* [DATA PROVIDED]:
★ ★ ★ ★ ★

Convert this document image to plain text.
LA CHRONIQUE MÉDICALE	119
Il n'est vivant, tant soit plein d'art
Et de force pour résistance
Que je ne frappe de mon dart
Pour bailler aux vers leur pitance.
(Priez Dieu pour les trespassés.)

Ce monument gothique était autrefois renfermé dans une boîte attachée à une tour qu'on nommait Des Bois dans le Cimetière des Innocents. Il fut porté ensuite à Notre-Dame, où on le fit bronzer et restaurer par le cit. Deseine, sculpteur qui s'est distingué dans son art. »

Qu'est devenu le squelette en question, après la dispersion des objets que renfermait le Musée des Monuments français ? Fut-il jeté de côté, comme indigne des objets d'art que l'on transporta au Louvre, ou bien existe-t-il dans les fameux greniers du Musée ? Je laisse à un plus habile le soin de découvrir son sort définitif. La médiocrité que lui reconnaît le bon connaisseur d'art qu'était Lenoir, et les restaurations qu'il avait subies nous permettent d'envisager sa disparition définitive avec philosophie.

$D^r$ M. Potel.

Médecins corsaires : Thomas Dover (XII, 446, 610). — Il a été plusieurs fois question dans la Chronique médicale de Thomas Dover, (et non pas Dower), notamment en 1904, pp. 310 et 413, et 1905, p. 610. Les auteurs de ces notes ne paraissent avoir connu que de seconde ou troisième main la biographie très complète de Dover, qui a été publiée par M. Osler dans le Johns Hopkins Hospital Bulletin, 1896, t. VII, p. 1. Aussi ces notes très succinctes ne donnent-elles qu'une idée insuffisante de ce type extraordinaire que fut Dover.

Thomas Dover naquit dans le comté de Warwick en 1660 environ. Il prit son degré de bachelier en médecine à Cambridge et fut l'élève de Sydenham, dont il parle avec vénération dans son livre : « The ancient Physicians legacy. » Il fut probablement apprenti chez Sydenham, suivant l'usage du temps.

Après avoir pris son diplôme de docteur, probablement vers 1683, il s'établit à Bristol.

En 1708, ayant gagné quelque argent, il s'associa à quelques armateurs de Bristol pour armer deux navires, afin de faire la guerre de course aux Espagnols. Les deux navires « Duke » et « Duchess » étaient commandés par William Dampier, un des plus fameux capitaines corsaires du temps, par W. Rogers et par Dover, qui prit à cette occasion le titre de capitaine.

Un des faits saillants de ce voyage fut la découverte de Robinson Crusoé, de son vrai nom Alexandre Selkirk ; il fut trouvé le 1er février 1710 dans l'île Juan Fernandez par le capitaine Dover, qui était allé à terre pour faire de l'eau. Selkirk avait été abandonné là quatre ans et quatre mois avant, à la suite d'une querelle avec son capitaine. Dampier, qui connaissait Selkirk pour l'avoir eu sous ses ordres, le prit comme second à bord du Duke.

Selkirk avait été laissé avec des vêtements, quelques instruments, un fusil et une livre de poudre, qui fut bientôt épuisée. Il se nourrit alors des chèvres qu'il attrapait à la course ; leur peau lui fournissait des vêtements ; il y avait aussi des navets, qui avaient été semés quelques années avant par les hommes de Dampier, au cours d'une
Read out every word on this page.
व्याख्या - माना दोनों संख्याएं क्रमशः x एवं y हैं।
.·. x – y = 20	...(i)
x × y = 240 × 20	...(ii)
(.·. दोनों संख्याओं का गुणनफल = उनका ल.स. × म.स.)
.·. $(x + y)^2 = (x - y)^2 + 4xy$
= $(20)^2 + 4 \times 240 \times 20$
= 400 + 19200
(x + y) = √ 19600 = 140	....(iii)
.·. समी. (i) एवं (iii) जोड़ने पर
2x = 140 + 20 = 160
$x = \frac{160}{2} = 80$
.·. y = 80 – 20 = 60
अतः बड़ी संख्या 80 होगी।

★ ★ ★ ★ ★

* [AIM]: Copy out each line in the listing that has the word "avec".

* [FINAL ANSWER]:
Qu'est devenu le squelette en question, après la dispersion des objets que renfermait le Musée des Monuments français ? Fut-il jeté de côté, comme indigne des objets d'art que l'on transporta au Louvre, ou bien existe-t-il dans les fameux greniers du Musée ? Je laisse à un plus habile le soin de découvrir son sort définitif. La médiocrité que lui reconnaît le bon connaisseur d'art qu'était Lenoir, et les restaurations qu'il avait subies nous permettent d'envisager sa disparition définitive avec philosophie.
Thomas Dover naquit dans le comté de Warwick en 1660 environ. Il prit son degré de bachelier en médecine à Cambridge et fut l'élève de Sydenham, dont il parle avec vénération dans son livre : « The ancient Physicians legacy. » Il fut probablement apprenti chez Sydenham, suivant l'usage du temps.
Un des faits saillants de ce voyage fut la découverte de Robinson Crusoé, de son vrai nom Alexandre Selkirk ; il fut trouvé le 1er février 1710 dans l'île Juan Fernandez par le capitaine Dover, qui était allé à terre pour faire de l'eau. Selkirk avait été abandonné là quatre ans et quatre mois avant, à la suite d'une querelle avec son capitaine. Dampier, qui connaissait Selkirk pour l'avoir eu sous ses ordres, le prit comme second à bord du Duke.
Selkirk avait été laissé avec des vêtements, quelques instruments, un fusil et une livre de poudre, qui fut bientôt épuisée. Il se nourrit alors des chèvres qu'il attrapait à la course ; leur peau lui fournissait des vêtements ; il y avait aussi des navets, qui avaient été semés quelques années avant par les hommes de Dampier, au cours d'une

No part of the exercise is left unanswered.